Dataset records
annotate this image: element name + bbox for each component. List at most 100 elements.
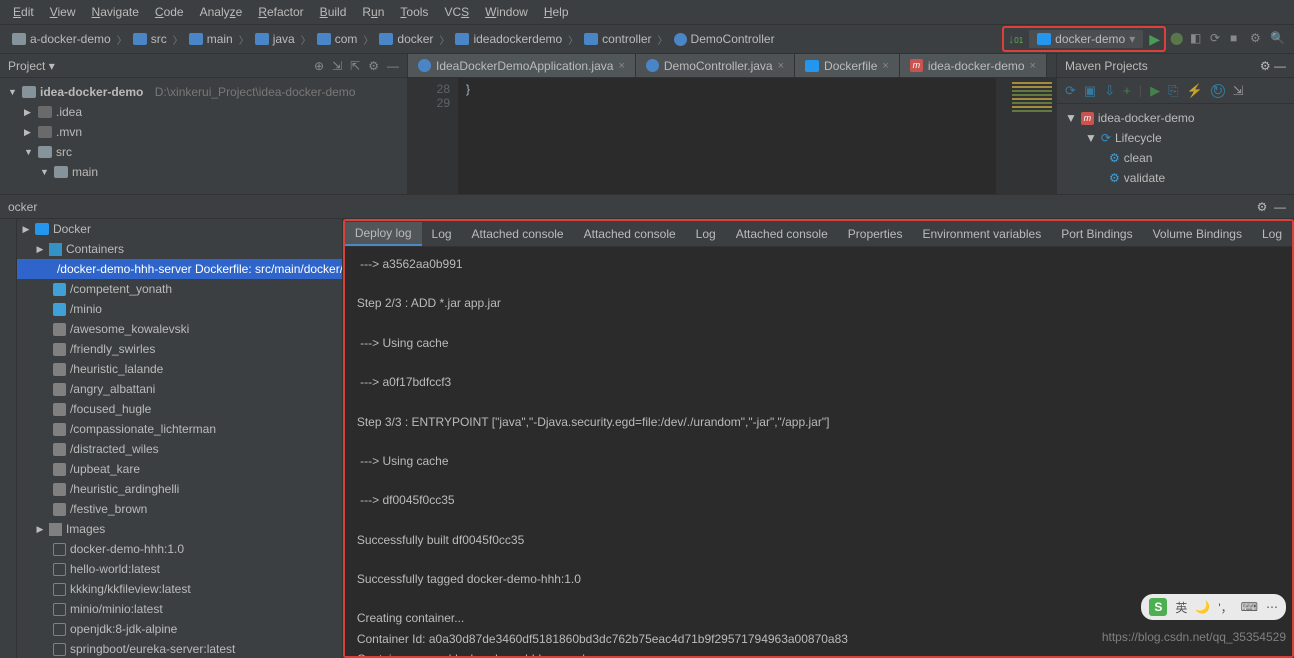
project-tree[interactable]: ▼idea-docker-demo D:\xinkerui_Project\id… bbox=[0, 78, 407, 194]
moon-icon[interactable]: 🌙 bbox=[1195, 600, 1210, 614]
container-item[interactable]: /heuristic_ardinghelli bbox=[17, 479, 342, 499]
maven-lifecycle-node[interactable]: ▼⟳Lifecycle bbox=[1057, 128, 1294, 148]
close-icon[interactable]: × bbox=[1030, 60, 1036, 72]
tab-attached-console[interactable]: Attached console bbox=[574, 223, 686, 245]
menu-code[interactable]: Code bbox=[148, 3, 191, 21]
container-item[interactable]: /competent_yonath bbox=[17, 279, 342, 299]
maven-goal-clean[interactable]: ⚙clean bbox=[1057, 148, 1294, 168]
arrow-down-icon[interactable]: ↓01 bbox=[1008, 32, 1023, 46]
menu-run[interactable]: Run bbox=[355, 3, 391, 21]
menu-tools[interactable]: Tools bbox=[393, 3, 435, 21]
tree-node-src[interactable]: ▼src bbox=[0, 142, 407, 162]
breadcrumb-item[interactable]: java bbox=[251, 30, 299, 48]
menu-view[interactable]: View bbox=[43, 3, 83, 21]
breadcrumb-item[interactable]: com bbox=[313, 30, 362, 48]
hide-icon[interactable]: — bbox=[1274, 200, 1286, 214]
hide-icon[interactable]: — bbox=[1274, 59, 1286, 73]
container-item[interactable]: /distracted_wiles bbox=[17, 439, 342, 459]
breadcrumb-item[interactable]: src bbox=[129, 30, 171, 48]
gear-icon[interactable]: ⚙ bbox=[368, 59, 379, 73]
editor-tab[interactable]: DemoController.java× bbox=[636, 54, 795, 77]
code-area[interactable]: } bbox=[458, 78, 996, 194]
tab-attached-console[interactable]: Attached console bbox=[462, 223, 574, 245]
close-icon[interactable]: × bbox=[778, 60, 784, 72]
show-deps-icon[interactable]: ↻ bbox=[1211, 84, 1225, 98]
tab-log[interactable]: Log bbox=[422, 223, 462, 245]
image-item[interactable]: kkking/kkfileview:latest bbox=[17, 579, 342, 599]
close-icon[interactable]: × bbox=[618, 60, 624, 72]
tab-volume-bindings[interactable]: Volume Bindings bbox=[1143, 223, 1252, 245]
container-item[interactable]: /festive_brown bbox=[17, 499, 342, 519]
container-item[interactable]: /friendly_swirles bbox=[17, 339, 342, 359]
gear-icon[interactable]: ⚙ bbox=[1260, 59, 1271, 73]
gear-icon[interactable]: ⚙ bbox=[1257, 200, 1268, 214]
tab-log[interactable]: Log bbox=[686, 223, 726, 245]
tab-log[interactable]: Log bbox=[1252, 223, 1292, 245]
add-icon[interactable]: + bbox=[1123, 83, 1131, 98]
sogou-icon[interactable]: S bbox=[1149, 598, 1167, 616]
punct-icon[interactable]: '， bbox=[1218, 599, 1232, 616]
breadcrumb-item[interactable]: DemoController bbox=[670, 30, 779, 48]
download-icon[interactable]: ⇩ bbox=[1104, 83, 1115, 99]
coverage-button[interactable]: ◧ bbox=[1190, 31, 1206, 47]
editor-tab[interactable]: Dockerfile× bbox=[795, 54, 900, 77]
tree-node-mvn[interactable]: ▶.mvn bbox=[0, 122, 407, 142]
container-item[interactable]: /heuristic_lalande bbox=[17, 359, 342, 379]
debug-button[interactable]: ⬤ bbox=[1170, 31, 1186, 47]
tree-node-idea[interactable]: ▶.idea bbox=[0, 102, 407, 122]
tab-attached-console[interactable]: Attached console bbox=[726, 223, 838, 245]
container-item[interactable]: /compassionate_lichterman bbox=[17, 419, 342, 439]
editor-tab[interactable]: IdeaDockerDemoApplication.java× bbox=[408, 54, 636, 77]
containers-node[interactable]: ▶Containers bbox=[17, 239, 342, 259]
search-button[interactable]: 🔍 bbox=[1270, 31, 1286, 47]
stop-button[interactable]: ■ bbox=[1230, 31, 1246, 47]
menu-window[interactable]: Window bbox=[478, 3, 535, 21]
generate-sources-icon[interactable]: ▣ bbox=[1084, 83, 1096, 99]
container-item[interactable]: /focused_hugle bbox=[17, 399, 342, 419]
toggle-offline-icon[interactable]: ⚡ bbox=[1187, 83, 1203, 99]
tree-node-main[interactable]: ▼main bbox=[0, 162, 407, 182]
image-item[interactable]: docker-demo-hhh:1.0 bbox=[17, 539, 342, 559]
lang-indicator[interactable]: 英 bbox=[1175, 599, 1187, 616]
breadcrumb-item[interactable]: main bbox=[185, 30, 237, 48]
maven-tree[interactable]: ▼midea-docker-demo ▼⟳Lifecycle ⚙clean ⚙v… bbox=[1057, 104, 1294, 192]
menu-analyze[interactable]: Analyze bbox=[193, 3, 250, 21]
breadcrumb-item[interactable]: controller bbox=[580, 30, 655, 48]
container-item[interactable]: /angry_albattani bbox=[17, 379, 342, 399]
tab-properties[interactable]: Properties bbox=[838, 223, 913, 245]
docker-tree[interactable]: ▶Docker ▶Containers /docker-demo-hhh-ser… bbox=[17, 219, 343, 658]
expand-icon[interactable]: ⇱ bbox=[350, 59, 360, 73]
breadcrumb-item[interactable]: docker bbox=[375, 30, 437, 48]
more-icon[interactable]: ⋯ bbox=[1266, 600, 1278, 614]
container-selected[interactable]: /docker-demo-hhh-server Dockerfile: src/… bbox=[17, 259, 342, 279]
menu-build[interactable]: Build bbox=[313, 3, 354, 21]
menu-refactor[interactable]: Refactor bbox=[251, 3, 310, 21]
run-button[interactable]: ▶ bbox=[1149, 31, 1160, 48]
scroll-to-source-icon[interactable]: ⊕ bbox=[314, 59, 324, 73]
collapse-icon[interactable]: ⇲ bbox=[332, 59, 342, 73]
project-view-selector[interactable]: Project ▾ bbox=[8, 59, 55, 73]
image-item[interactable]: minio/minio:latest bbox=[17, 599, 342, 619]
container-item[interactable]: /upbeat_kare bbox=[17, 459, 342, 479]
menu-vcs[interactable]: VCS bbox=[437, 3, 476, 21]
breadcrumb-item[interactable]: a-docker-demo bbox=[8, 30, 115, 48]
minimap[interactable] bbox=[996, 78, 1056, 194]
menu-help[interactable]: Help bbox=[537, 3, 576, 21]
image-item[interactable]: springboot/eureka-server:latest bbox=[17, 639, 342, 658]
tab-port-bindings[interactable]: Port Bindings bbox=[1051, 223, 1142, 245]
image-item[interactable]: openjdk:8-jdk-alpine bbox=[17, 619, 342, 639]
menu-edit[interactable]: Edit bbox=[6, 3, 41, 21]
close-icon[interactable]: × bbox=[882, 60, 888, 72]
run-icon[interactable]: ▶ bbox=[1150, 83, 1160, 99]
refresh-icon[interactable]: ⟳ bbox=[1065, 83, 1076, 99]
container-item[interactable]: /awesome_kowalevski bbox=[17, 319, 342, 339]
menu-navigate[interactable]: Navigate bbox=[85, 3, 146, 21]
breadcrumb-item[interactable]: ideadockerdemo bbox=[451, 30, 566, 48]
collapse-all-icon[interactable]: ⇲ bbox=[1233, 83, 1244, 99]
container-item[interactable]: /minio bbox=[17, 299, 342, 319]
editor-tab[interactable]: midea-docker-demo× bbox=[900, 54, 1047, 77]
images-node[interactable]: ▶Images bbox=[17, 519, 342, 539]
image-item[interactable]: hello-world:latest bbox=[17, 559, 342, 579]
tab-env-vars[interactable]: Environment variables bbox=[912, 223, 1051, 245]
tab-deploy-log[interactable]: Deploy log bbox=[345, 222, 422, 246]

§ Exercise goal
Arrange every line of the material above as a numbered list, omitting blank lines and leaving the pictures out.

§ Finished answer
1. annotate this image: element name + bbox for each component. List at most 100 elements.
2. project-tree[interactable]: ▼idea-docker-demo D:\xinkerui_Project\id… bbox=[0, 78, 407, 194]
3. moon-icon[interactable]: 🌙 bbox=[1195, 600, 1210, 614]
4. container-item[interactable]: /heuristic_ardinghelli bbox=[17, 479, 342, 499]
5. maven-lifecycle-node[interactable]: ▼⟳Lifecycle bbox=[1057, 128, 1294, 148]
6. close-icon[interactable]: × bbox=[1030, 60, 1036, 72]
7. tab-attached-console[interactable]: Attached console bbox=[574, 223, 686, 245]
8. menu-code[interactable]: Code bbox=[148, 3, 191, 21]
9. container-item[interactable]: /competent_yonath bbox=[17, 279, 342, 299]
10. maven-goal-clean[interactable]: ⚙clean bbox=[1057, 148, 1294, 168]
11. arrow-down-icon[interactable]: ↓01 bbox=[1008, 32, 1023, 46]
12. menu-run[interactable]: Run bbox=[355, 3, 391, 21]
13. menu-tools[interactable]: Tools bbox=[393, 3, 435, 21]
14. tree-node-src[interactable]: ▼src bbox=[0, 142, 407, 162]
15. breadcrumb-item[interactable]: java bbox=[251, 30, 299, 48]
16. menu-view[interactable]: View bbox=[43, 3, 83, 21]
17. breadcrumb-item[interactable]: com bbox=[313, 30, 362, 48]
18. hide-icon[interactable]: — bbox=[1274, 200, 1286, 214]
19. hide-icon[interactable]: — bbox=[1274, 59, 1286, 73]
20. container-item[interactable]: /distracted_wiles bbox=[17, 439, 342, 459]
21. breadcrumb-item[interactable]: src bbox=[129, 30, 171, 48]
22. gear-icon[interactable]: ⚙ bbox=[368, 59, 379, 73]
23. editor-tab[interactable]: DemoController.java× bbox=[636, 54, 795, 77]
24. code-area[interactable]: } bbox=[458, 78, 996, 194]
25. tab-attached-console[interactable]: Attached console bbox=[462, 223, 574, 245]
26. close-icon[interactable]: × bbox=[778, 60, 784, 72]
27. show-deps-icon[interactable]: ↻ bbox=[1211, 84, 1225, 98]
28. tab-log[interactable]: Log bbox=[422, 223, 462, 245]
29. image-item[interactable]: kkking/kkfileview:latest bbox=[17, 579, 342, 599]
30. close-icon[interactable]: × bbox=[618, 60, 624, 72]
31. tab-volume-bindings[interactable]: Volume Bindings bbox=[1143, 223, 1252, 245]
32. container-item[interactable]: /festive_brown bbox=[17, 499, 342, 519]
33. container-item[interactable]: /friendly_swirles bbox=[17, 339, 342, 359]
34. gear-icon[interactable]: ⚙ bbox=[1260, 59, 1271, 73]
35. gear-icon[interactable]: ⚙ bbox=[1257, 200, 1268, 214]
36. tab-log[interactable]: Log bbox=[686, 223, 726, 245]
37. tab-log[interactable]: Log bbox=[1252, 223, 1292, 245]
38. add-icon[interactable]: + bbox=[1123, 83, 1131, 98]
39. sogou-icon[interactable]: S bbox=[1149, 598, 1167, 616]
40. punct-icon[interactable]: '， bbox=[1218, 599, 1232, 616]
41. breadcrumb-item[interactable]: DemoController bbox=[670, 30, 779, 48]
42. download-icon[interactable]: ⇩ bbox=[1104, 83, 1115, 99]
43. coverage-button[interactable]: ◧ bbox=[1190, 31, 1206, 47]
44. editor-tab[interactable]: Dockerfile× bbox=[795, 54, 900, 77]
45. tree-node-mvn[interactable]: ▶.mvn bbox=[0, 122, 407, 142]
46. container-item[interactable]: /heuristic_lalande bbox=[17, 359, 342, 379]
47. debug-button[interactable]: ⬤ bbox=[1170, 31, 1186, 47]
48. tree-node-idea[interactable]: ▶.idea bbox=[0, 102, 407, 122]
49. tab-attached-console[interactable]: Attached console bbox=[726, 223, 838, 245]
50. container-item[interactable]: /compassionate_lichterman bbox=[17, 419, 342, 439]
51. editor-tab[interactable]: IdeaDockerDemoApplication.java× bbox=[408, 54, 636, 77]
52. containers-node[interactable]: ▶Containers bbox=[17, 239, 342, 259]
53. search-button[interactable]: 🔍 bbox=[1270, 31, 1286, 47]
54. stop-button[interactable]: ■ bbox=[1230, 31, 1246, 47]
55. menu-window[interactable]: Window bbox=[478, 3, 535, 21]
56. generate-sources-icon[interactable]: ▣ bbox=[1084, 83, 1096, 99]
57. container-item[interactable]: /focused_hugle bbox=[17, 399, 342, 419]
58. toggle-offline-icon[interactable]: ⚡ bbox=[1187, 83, 1203, 99]
59. tree-node-main[interactable]: ▼main bbox=[0, 162, 407, 182]
60. image-item[interactable]: docker-demo-hhh:1.0 bbox=[17, 539, 342, 559]
61. lang-indicator[interactable]: 英 bbox=[1175, 599, 1187, 616]
62. breadcrumb-item[interactable]: main bbox=[185, 30, 237, 48]
63. maven-tree[interactable]: ▼midea-docker-demo ▼⟳Lifecycle ⚙clean ⚙v… bbox=[1057, 104, 1294, 192]
64. menu-analyze[interactable]: Analyze bbox=[193, 3, 250, 21]
65. breadcrumb-item[interactable]: controller bbox=[580, 30, 655, 48]
66. container-item[interactable]: /angry_albattani bbox=[17, 379, 342, 399]
67. tab-properties[interactable]: Properties bbox=[838, 223, 913, 245]
68. docker-tree[interactable]: ▶Docker ▶Containers /docker-demo-hhh-ser… bbox=[17, 219, 343, 658]
69. expand-icon[interactable]: ⇱ bbox=[350, 59, 360, 73]
70. breadcrumb-item[interactable]: docker bbox=[375, 30, 437, 48]
71. more-icon[interactable]: ⋯ bbox=[1266, 600, 1278, 614]
72. container-selected[interactable]: /docker-demo-hhh-server Dockerfile: src/… bbox=[17, 259, 342, 279]
73. menu-build[interactable]: Build bbox=[313, 3, 354, 21]
74. menu-refactor[interactable]: Refactor bbox=[251, 3, 310, 21]
75. run-button[interactable]: ▶ bbox=[1149, 31, 1160, 48]
76. scroll-to-source-icon[interactable]: ⊕ bbox=[314, 59, 324, 73]
77. collapse-icon[interactable]: ⇲ bbox=[332, 59, 342, 73]
78. project-view-selector[interactable]: Project ▾ bbox=[8, 59, 55, 73]
79. image-item[interactable]: minio/minio:latest bbox=[17, 599, 342, 619]
80. container-item[interactable]: /upbeat_kare bbox=[17, 459, 342, 479]
81. menu-vcs[interactable]: VCS bbox=[437, 3, 476, 21]
82. breadcrumb-item[interactable]: a-docker-demo bbox=[8, 30, 115, 48]
83. minimap[interactable] bbox=[996, 78, 1056, 194]
84. menu-help[interactable]: Help bbox=[537, 3, 576, 21]
85. image-item[interactable]: springboot/eureka-server:latest bbox=[17, 639, 342, 658]
86. tab-port-bindings[interactable]: Port Bindings bbox=[1051, 223, 1142, 245]
87. image-item[interactable]: openjdk:8-jdk-alpine bbox=[17, 619, 342, 639]
88. menu-edit[interactable]: Edit bbox=[6, 3, 41, 21]
89. close-icon[interactable]: × bbox=[882, 60, 888, 72]
90. run-icon[interactable]: ▶ bbox=[1150, 83, 1160, 99]
91. refresh-icon[interactable]: ⟳ bbox=[1065, 83, 1076, 99]
92. container-item[interactable]: /awesome_kowalevski bbox=[17, 319, 342, 339]
93. menu-navigate[interactable]: Navigate bbox=[85, 3, 146, 21]
94. breadcrumb-item[interactable]: ideadockerdemo bbox=[451, 30, 566, 48]
95. collapse-all-icon[interactable]: ⇲ bbox=[1233, 83, 1244, 99]
96. container-item[interactable]: /minio bbox=[17, 299, 342, 319]
97. editor-tab[interactable]: midea-docker-demo× bbox=[900, 54, 1047, 77]
98. images-node[interactable]: ▶Images bbox=[17, 519, 342, 539]
99. image-item[interactable]: hello-world:latest bbox=[17, 559, 342, 579]
100. tab-env-vars[interactable]: Environment variables bbox=[912, 223, 1051, 245]
101. tab-deploy-log[interactable]: Deploy log bbox=[345, 222, 422, 246]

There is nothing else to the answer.